From the entries below, copy out every line with "text" in it.
----
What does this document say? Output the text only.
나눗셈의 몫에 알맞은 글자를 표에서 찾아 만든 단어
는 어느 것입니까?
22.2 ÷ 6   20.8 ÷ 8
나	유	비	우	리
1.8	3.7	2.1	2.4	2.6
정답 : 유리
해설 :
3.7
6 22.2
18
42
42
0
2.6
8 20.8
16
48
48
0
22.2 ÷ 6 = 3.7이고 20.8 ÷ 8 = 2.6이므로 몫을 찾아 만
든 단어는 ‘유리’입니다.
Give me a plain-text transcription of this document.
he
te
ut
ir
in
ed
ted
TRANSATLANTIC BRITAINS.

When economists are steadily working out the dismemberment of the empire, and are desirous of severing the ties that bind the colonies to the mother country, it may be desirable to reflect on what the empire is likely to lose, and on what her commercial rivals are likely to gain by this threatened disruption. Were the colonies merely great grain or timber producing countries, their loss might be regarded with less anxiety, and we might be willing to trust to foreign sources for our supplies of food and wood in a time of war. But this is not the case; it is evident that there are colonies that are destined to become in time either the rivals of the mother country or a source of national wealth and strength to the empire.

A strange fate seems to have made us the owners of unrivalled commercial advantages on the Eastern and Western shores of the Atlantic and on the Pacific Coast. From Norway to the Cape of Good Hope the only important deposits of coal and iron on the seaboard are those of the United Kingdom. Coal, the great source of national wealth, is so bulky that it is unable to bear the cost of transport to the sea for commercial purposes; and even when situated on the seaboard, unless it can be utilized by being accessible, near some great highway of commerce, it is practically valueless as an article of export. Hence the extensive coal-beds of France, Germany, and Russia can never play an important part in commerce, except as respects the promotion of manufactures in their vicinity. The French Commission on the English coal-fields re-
----
__RESPONSE BELOW__
What does this document say? Output the text only.
Give me a plain-text transcription of this document.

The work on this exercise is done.